◆ **Problem to work on**: Transcribe every line exactly. Leave the pictures behind.

(Data records)
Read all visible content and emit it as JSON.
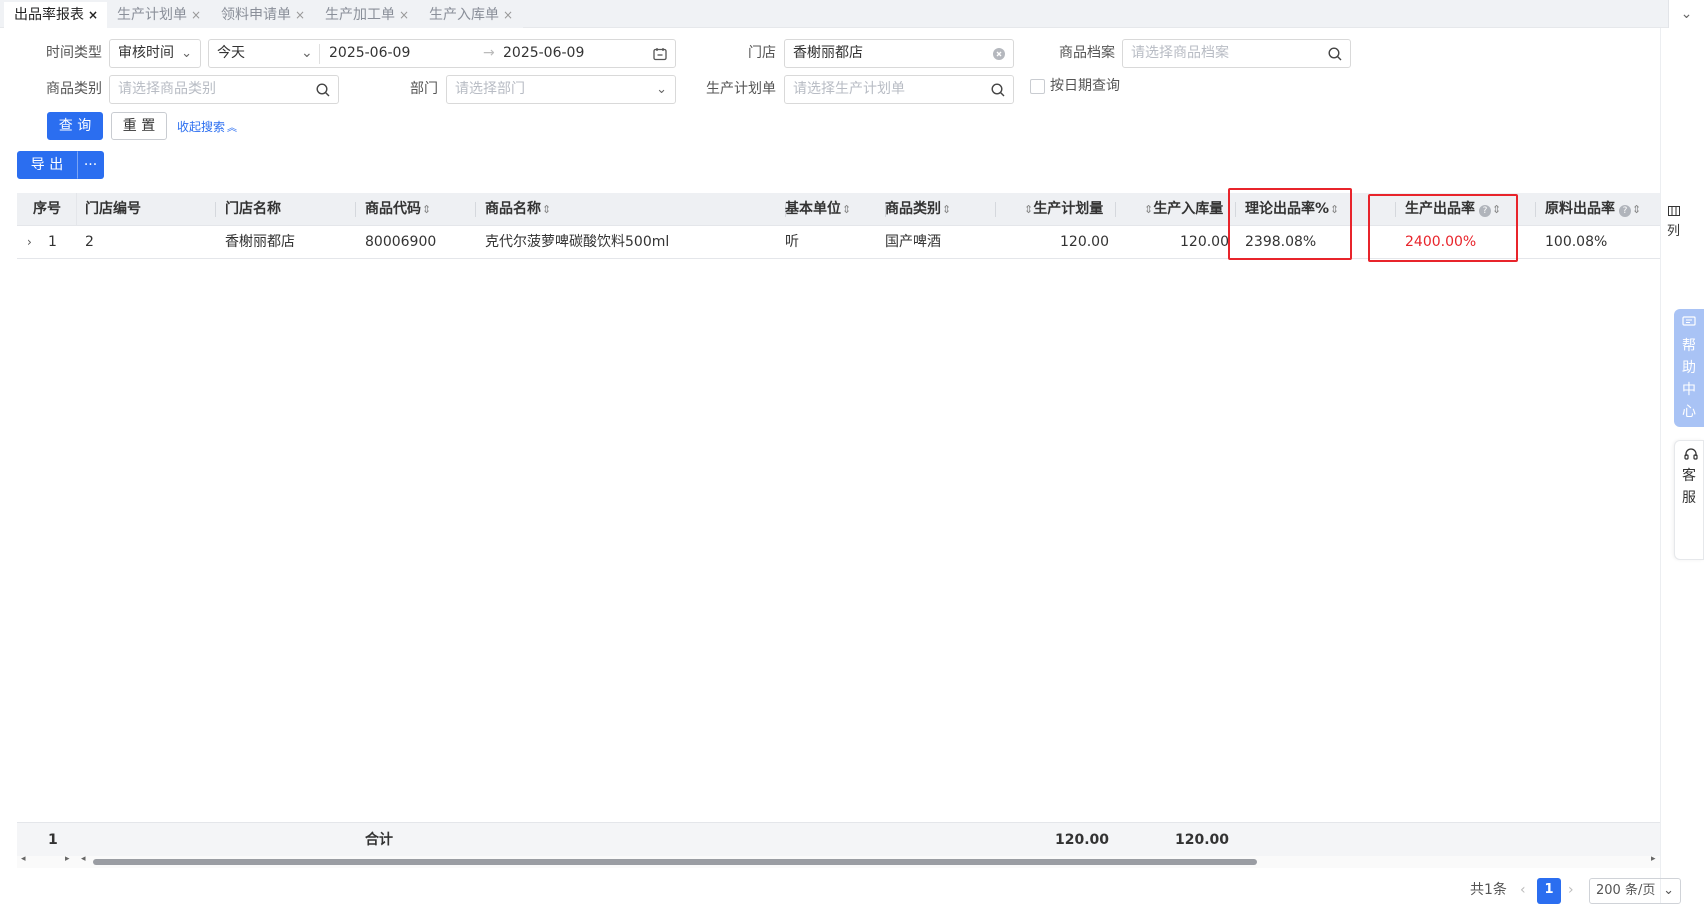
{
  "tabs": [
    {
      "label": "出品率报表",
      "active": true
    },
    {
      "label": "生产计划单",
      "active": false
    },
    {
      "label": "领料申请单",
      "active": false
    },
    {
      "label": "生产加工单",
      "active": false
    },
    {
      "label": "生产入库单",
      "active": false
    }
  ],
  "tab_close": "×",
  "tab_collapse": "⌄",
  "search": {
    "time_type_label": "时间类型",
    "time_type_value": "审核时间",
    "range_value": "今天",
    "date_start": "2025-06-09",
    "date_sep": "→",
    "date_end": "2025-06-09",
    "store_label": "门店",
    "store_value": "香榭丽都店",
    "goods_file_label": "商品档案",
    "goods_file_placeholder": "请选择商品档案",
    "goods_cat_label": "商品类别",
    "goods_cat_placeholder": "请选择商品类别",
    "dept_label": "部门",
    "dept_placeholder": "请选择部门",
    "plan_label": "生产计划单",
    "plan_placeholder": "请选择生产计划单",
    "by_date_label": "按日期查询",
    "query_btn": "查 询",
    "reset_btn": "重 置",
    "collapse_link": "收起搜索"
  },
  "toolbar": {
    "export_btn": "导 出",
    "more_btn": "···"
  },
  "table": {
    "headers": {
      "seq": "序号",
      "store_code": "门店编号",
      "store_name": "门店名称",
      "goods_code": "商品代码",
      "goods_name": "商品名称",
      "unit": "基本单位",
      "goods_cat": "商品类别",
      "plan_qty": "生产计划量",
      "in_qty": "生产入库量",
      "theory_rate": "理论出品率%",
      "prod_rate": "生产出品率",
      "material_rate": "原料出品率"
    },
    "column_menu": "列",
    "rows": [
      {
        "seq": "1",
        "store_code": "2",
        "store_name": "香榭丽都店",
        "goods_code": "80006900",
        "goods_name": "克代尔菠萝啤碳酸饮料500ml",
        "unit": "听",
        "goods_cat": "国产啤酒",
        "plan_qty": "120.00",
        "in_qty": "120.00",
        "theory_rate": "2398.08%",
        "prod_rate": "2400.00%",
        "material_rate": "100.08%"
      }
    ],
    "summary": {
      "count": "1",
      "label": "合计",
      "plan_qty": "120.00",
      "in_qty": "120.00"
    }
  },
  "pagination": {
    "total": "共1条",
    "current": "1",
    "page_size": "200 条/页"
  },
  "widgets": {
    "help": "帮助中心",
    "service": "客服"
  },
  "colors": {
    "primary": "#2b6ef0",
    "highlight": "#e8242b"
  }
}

◆ **Final result**:
Read all visible content and emit it as JSON.
{
  "tabs": [
    {
      "label": "出品率报表",
      "active": true
    },
    {
      "label": "生产计划单",
      "active": false
    },
    {
      "label": "领料申请单",
      "active": false
    },
    {
      "label": "生产加工单",
      "active": false
    },
    {
      "label": "生产入库单",
      "active": false
    }
  ],
  "tab_close": "×",
  "tab_collapse": "⌄",
  "search": {
    "time_type_label": "时间类型",
    "time_type_value": "审核时间",
    "range_value": "今天",
    "date_start": "2025-06-09",
    "date_sep": "→",
    "date_end": "2025-06-09",
    "store_label": "门店",
    "store_value": "香榭丽都店",
    "goods_file_label": "商品档案",
    "goods_file_placeholder": "请选择商品档案",
    "goods_cat_label": "商品类别",
    "goods_cat_placeholder": "请选择商品类别",
    "dept_label": "部门",
    "dept_placeholder": "请选择部门",
    "plan_label": "生产计划单",
    "plan_placeholder": "请选择生产计划单",
    "by_date_label": "按日期查询",
    "query_btn": "查 询",
    "reset_btn": "重 置",
    "collapse_link": "收起搜索"
  },
  "toolbar": {
    "export_btn": "导 出",
    "more_btn": "···"
  },
  "table": {
    "headers": {
      "seq": "序号",
      "store_code": "门店编号",
      "store_name": "门店名称",
      "goods_code": "商品代码",
      "goods_name": "商品名称",
      "unit": "基本单位",
      "goods_cat": "商品类别",
      "plan_qty": "生产计划量",
      "in_qty": "生产入库量",
      "theory_rate": "理论出品率%",
      "prod_rate": "生产出品率",
      "material_rate": "原料出品率"
    },
    "column_menu": "列",
    "rows": [
      {
        "seq": "1",
        "store_code": "2",
        "store_name": "香榭丽都店",
        "goods_code": "80006900",
        "goods_name": "克代尔菠萝啤碳酸饮料500ml",
        "unit": "听",
        "goods_cat": "国产啤酒",
        "plan_qty": "120.00",
        "in_qty": "120.00",
        "theory_rate": "2398.08%",
        "prod_rate": "2400.00%",
        "material_rate": "100.08%"
      }
    ],
    "summary": {
      "count": "1",
      "label": "合计",
      "plan_qty": "120.00",
      "in_qty": "120.00"
    }
  },
  "pagination": {
    "total": "共1条",
    "current": "1",
    "page_size": "200 条/页"
  },
  "widgets": {
    "help": "帮助中心",
    "service": "客服"
  },
  "colors": {
    "primary": "#2b6ef0",
    "highlight": "#e8242b"
  }
}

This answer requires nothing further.